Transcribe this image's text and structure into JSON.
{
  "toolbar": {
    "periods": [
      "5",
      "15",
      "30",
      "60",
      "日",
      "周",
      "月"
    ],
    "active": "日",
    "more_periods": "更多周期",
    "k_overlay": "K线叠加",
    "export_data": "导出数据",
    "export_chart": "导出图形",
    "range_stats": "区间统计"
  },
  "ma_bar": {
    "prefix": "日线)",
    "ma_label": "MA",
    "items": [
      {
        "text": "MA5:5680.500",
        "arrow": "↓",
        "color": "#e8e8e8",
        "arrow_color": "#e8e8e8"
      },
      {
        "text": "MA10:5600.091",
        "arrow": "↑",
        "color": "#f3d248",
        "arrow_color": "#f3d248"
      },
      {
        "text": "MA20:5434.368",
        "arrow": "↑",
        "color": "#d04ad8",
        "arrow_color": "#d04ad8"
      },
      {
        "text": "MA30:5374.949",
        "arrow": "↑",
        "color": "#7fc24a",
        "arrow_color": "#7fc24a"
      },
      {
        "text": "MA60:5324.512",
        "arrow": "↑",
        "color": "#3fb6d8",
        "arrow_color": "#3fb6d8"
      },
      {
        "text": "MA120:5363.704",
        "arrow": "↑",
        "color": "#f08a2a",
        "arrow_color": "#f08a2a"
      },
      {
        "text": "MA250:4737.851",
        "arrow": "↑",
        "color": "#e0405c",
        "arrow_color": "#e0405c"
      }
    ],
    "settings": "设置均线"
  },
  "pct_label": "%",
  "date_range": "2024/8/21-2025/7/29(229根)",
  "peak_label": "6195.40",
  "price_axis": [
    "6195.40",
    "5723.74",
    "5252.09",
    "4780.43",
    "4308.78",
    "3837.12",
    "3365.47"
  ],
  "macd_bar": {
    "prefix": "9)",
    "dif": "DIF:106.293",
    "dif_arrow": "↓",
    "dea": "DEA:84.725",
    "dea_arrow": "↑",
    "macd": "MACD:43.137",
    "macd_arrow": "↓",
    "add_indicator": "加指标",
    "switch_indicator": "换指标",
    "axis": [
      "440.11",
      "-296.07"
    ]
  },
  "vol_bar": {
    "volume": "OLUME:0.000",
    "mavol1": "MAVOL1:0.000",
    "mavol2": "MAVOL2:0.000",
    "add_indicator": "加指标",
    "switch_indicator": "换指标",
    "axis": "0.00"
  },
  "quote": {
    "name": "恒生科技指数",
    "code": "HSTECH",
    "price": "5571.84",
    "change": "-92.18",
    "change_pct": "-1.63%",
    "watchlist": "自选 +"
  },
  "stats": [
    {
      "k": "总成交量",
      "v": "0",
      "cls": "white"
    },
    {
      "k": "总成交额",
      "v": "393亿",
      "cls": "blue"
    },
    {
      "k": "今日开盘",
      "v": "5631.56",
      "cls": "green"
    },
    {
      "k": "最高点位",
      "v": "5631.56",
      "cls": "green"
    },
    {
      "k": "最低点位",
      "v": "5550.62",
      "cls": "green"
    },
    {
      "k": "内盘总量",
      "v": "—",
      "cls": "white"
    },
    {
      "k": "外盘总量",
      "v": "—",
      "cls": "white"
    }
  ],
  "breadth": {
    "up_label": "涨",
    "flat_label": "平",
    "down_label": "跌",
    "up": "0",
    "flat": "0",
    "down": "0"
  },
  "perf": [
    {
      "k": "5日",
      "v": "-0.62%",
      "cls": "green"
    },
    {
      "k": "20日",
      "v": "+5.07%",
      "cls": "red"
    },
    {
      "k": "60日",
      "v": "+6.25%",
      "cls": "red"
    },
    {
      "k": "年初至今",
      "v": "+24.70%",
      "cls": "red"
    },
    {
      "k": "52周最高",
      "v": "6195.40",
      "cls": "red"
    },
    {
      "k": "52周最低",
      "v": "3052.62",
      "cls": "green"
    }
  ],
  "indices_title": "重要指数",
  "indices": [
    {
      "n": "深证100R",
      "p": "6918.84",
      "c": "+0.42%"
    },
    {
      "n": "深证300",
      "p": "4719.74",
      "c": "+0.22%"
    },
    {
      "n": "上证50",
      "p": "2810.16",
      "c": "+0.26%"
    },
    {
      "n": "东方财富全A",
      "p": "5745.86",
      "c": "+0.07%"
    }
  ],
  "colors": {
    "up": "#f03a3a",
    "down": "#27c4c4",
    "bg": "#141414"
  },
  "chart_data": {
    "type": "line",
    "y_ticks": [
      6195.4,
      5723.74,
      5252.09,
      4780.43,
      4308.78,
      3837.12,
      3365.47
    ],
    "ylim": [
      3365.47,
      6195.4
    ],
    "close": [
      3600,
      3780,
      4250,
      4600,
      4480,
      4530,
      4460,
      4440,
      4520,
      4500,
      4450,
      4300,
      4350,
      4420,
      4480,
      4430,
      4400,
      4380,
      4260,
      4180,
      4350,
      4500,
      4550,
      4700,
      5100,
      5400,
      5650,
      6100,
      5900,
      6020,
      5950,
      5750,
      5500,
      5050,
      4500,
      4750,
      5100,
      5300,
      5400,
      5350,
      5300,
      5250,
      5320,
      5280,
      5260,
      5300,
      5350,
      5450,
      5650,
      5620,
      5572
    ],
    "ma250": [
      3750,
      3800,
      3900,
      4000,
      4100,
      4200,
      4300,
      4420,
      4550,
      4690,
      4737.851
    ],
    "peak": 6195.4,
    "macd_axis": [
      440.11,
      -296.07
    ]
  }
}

• • • • •

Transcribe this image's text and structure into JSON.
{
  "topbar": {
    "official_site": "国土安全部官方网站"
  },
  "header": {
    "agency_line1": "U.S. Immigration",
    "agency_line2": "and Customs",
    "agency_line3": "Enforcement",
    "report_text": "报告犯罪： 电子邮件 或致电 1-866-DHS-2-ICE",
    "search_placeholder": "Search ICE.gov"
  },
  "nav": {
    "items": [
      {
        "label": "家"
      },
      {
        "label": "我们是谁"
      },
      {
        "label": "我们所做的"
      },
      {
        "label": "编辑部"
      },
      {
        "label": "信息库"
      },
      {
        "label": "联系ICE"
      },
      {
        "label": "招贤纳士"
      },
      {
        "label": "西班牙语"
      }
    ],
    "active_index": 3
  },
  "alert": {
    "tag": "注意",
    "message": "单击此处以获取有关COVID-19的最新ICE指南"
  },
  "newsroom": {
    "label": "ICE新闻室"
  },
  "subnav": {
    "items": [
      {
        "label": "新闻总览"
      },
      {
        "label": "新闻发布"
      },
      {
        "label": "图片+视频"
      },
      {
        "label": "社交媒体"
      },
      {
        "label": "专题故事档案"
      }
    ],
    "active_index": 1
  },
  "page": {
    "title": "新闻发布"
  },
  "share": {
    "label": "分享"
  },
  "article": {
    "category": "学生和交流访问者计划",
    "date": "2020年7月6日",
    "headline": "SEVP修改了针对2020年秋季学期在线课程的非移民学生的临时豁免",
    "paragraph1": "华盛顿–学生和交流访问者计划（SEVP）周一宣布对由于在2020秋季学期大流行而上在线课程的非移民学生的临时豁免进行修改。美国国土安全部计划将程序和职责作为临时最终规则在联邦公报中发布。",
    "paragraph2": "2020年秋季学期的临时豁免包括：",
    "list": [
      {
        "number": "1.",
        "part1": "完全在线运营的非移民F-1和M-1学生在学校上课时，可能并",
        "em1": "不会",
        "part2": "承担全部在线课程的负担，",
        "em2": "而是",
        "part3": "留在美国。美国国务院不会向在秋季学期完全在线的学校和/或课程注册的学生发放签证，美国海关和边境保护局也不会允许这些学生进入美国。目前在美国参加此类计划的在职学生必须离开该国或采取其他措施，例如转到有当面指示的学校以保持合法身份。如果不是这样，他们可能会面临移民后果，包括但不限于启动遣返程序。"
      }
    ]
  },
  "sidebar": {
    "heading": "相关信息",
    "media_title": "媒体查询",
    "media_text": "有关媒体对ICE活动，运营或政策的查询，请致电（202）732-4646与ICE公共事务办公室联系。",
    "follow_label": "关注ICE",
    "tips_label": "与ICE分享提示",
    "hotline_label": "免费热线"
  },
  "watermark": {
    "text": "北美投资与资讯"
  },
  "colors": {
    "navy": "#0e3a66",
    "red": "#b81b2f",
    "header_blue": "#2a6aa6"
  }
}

• • • • •

TASK BRIEF:
From the records above, pull out every line containing the word "学生和交流访问者计划".

REPLY TO THE EXERCISE:
    "category": "学生和交流访问者计划",
    "paragraph1": "华盛顿–学生和交流访问者计划（SEVP）周一宣布对由于在2020秋季学期大流行而上在线课程的非移民学生的临时豁免进行修改。美国国土安全部计划将程序和职责作为临时最终规则在联邦公报中发布。",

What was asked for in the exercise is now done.